[Data entries]
------------

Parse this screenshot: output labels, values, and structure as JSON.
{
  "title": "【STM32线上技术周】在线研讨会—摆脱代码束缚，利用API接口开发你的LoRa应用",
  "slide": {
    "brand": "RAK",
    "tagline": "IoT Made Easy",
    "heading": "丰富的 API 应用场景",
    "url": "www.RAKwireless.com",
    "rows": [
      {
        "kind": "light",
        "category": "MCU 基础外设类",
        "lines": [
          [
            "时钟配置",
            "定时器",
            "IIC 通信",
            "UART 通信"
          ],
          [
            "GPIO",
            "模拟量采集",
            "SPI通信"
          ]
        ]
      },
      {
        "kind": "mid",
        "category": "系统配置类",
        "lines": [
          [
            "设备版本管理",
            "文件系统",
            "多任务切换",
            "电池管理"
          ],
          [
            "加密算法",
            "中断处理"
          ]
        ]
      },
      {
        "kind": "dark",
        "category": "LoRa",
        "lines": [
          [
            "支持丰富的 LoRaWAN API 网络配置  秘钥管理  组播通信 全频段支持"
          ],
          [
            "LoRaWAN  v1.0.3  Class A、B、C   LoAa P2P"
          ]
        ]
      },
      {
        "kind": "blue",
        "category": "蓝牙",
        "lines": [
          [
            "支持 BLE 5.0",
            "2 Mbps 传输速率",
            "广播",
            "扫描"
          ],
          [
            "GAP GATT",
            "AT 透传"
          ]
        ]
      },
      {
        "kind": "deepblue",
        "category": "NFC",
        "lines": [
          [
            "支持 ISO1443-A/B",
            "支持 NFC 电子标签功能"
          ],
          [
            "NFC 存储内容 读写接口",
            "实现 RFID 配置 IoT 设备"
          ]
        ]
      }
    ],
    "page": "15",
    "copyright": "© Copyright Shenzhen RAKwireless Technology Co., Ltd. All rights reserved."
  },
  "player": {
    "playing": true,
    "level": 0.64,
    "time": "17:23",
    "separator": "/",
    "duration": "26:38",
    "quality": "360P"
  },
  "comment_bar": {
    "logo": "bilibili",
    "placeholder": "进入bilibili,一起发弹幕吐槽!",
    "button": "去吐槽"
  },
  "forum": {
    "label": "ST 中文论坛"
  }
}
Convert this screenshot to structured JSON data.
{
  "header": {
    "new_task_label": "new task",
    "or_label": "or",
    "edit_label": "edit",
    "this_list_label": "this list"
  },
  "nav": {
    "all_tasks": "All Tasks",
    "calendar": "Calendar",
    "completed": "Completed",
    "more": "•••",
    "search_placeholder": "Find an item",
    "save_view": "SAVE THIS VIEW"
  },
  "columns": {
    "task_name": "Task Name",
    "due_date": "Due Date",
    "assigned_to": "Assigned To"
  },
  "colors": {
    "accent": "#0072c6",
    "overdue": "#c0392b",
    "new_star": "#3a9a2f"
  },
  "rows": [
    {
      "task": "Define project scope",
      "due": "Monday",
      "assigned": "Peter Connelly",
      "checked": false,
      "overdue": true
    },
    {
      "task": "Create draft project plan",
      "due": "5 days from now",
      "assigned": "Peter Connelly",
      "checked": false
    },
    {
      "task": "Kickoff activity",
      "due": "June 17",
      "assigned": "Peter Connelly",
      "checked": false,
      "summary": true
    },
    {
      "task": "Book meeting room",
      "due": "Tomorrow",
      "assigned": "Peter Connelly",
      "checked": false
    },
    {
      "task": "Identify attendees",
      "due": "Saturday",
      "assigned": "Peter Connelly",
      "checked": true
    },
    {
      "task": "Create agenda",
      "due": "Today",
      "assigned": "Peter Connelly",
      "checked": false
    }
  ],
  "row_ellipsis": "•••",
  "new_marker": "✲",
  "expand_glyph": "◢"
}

------------

• WHAT IS REQUIRED: Which lines contain the word "category"? Return each of them.

• OUTPUT OF THE EXERCISE:
        "category": "MCU 基础外设类",
        "category": "系统配置类",
        "category": "LoRa",
        "category": "蓝牙",
        "category": "NFC",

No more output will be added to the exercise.